**SUPPLIED DATA:**
>> begin

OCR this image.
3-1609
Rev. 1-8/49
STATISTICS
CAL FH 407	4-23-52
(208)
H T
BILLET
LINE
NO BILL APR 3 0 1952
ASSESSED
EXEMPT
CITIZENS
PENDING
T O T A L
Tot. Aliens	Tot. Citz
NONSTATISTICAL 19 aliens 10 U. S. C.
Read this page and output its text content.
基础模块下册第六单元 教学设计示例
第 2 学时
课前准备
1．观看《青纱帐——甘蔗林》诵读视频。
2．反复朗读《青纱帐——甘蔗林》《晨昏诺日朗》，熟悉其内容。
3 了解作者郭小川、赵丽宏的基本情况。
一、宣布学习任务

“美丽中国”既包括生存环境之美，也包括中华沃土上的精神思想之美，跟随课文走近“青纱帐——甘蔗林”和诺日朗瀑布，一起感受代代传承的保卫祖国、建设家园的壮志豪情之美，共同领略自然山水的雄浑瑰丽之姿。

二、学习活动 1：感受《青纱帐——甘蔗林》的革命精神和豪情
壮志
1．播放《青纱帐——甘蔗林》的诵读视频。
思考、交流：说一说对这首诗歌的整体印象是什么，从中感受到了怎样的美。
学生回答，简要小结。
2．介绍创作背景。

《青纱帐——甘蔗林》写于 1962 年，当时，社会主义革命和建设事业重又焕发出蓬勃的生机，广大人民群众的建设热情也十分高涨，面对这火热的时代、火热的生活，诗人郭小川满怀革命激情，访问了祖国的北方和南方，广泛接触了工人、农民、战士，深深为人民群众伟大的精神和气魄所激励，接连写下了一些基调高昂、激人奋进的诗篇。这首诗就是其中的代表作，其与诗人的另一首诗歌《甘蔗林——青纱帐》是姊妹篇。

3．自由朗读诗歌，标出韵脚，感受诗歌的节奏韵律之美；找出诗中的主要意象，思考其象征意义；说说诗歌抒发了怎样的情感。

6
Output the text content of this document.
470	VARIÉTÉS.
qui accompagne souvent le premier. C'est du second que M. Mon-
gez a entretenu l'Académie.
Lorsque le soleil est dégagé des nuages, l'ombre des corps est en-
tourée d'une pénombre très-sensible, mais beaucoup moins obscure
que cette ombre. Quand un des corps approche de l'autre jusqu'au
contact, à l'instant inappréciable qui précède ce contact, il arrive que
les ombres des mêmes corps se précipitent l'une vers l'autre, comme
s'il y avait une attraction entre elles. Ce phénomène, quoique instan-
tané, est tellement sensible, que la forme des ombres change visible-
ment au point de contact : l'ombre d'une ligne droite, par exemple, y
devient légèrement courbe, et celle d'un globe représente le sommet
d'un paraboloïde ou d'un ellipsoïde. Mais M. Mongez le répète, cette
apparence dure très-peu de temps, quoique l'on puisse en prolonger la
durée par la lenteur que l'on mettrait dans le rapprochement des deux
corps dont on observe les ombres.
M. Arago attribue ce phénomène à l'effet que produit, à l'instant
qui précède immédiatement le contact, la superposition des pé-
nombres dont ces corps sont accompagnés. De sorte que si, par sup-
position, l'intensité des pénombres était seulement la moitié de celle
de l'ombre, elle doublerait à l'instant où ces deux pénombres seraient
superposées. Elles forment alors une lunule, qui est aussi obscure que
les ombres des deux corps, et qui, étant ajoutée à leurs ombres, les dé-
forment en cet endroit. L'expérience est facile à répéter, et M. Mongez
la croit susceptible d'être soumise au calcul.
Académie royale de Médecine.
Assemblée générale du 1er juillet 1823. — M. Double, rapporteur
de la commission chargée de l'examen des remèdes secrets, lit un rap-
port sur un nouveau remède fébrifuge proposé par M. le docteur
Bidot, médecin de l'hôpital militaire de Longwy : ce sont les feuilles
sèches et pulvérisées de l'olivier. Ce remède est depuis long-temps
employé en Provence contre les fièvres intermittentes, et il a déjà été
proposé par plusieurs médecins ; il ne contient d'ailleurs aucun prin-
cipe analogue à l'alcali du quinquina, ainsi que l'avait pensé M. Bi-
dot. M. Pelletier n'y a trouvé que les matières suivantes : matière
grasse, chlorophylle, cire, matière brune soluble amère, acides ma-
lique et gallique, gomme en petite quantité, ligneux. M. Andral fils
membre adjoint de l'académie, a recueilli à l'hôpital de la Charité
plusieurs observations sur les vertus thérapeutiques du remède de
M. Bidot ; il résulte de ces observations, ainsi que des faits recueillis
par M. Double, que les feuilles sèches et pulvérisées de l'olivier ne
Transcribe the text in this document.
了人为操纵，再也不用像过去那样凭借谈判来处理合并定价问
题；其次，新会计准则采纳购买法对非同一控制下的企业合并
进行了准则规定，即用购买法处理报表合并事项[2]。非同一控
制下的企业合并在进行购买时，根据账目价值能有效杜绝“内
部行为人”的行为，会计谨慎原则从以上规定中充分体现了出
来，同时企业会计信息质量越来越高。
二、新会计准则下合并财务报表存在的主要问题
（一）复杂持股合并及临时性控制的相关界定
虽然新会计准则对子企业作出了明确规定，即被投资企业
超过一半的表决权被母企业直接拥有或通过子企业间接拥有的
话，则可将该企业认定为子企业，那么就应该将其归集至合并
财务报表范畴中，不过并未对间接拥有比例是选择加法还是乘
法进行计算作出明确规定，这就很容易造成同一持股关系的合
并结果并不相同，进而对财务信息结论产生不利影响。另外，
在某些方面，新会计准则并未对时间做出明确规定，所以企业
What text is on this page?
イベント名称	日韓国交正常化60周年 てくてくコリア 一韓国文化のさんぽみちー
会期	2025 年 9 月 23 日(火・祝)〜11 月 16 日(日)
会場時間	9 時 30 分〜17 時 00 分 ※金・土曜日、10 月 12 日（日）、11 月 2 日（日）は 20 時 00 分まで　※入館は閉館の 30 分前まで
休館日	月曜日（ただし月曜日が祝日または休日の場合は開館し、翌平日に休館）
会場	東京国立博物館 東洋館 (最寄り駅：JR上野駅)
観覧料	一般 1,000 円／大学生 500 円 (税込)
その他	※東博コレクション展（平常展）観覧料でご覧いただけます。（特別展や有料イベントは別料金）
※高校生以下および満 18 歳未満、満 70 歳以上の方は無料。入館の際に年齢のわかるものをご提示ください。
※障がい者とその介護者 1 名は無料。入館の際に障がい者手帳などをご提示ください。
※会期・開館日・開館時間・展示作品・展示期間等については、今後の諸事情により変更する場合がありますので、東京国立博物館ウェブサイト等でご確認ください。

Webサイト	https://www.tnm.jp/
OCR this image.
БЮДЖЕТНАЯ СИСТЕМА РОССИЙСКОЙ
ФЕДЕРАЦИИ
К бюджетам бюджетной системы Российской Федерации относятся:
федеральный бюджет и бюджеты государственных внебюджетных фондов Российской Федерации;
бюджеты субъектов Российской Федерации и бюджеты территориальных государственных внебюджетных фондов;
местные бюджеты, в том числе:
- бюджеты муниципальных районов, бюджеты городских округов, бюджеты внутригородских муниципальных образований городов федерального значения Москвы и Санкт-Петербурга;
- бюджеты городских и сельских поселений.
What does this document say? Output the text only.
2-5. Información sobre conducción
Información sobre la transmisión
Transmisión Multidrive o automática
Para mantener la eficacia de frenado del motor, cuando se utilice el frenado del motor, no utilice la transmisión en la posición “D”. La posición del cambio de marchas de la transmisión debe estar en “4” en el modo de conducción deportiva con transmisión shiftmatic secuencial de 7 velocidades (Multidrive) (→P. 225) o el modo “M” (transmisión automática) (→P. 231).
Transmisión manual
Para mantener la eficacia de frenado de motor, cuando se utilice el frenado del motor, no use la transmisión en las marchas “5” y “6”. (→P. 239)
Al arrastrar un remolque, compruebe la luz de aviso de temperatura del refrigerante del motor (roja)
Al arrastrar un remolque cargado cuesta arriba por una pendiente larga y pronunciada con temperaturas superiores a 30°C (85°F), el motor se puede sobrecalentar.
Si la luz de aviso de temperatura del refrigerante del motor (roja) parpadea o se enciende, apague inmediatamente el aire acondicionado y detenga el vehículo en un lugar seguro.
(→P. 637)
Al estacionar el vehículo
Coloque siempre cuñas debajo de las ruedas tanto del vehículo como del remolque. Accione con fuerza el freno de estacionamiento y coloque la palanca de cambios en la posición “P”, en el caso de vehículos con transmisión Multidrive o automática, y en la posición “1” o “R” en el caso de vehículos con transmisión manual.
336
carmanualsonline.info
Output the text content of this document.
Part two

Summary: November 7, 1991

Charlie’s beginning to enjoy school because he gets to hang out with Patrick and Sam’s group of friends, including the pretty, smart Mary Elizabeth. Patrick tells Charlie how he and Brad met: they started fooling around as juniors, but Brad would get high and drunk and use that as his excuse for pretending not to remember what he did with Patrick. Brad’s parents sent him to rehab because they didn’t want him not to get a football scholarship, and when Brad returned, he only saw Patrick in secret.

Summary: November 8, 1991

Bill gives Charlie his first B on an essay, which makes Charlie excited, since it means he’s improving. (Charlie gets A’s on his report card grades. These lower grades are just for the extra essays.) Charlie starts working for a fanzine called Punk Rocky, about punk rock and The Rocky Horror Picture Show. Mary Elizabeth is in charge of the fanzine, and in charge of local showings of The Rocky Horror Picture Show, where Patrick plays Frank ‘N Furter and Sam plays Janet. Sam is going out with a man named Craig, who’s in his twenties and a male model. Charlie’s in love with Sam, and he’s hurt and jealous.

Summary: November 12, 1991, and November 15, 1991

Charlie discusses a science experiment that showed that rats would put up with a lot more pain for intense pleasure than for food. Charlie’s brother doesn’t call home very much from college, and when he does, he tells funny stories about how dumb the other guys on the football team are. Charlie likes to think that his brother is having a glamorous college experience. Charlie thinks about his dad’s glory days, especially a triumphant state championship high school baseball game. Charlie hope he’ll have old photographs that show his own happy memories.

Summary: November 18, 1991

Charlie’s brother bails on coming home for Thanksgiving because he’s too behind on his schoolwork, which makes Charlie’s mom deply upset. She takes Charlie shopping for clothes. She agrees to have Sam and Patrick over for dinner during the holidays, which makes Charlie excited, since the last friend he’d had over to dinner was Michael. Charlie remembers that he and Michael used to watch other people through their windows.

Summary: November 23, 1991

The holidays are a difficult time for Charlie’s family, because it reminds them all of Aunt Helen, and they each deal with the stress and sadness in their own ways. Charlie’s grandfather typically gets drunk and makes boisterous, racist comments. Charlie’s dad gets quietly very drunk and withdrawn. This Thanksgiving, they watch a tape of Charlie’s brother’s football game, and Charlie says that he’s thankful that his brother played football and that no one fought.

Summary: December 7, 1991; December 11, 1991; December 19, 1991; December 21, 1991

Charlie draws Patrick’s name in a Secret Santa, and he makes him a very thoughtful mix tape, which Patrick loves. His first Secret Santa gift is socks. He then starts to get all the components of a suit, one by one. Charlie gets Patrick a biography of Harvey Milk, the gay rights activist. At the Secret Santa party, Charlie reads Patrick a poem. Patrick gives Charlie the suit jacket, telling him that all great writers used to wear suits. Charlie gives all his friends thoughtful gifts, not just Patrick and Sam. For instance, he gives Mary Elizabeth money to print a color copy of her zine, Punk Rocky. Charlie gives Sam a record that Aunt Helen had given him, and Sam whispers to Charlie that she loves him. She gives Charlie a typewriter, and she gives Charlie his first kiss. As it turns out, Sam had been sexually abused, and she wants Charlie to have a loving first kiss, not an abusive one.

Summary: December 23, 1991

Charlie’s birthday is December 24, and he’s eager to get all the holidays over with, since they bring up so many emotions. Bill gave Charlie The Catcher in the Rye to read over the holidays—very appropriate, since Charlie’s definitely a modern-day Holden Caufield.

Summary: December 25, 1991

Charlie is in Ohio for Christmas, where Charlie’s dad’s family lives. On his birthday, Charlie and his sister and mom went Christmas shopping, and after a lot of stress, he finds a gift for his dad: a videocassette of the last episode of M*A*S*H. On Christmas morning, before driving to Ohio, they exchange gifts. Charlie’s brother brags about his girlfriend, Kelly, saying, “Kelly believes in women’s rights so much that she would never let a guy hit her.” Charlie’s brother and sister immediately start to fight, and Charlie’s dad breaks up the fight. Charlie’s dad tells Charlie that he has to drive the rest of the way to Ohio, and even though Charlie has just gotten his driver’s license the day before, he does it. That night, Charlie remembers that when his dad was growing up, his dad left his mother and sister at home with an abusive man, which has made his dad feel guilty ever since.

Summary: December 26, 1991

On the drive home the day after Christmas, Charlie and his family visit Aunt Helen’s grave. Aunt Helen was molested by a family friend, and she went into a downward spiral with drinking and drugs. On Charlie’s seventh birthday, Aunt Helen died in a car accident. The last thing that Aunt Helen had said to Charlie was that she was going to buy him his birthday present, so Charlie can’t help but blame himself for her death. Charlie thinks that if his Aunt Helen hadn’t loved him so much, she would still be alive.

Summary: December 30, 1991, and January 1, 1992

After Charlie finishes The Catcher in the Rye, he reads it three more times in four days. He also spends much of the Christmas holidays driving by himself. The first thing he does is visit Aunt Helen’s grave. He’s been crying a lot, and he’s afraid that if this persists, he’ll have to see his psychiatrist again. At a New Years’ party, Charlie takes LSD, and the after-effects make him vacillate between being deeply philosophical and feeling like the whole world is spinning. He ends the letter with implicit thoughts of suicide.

>> end

**DESCRIPTION OF THE TASK:** Search the lines above for the string "used" and copy each line that has it.

**TASK ANSWER:**
Charlie’s brother bails on coming home for Thanksgiving because he’s too behind on his schoolwork, which makes Charlie’s mom deply upset. She takes Charlie shopping for clothes. She agrees to have Sam and Patrick over for dinner during the holidays, which makes Charlie excited, since the last friend he’d had over to dinner was Michael. Charlie remembers that he and Michael used to watch other people through their windows.
Charlie draws Patrick’s name in a Secret Santa, and he makes him a very thoughtful mix tape, which Patrick loves. His first Secret Santa gift is socks. He then starts to get all the components of a suit, one by one. Charlie gets Patrick a biography of Harvey Milk, the gay rights activist. At the Secret Santa party, Charlie reads Patrick a poem. Patrick gives Charlie the suit jacket, telling him that all great writers used to wear suits. Charlie gives all his friends thoughtful gifts, not just Patrick and Sam. For instance, he gives Mary Elizabeth money to print a color copy of her zine, Punk Rocky. Charlie gives Sam a record that Aunt Helen had given him, and Sam whispers to Charlie that she loves him. She gives Charlie a typewriter, and she gives Charlie his first kiss. As it turns out, Sam had been sexually abused, and she wants Charlie to have a loving first kiss, not an abusive one.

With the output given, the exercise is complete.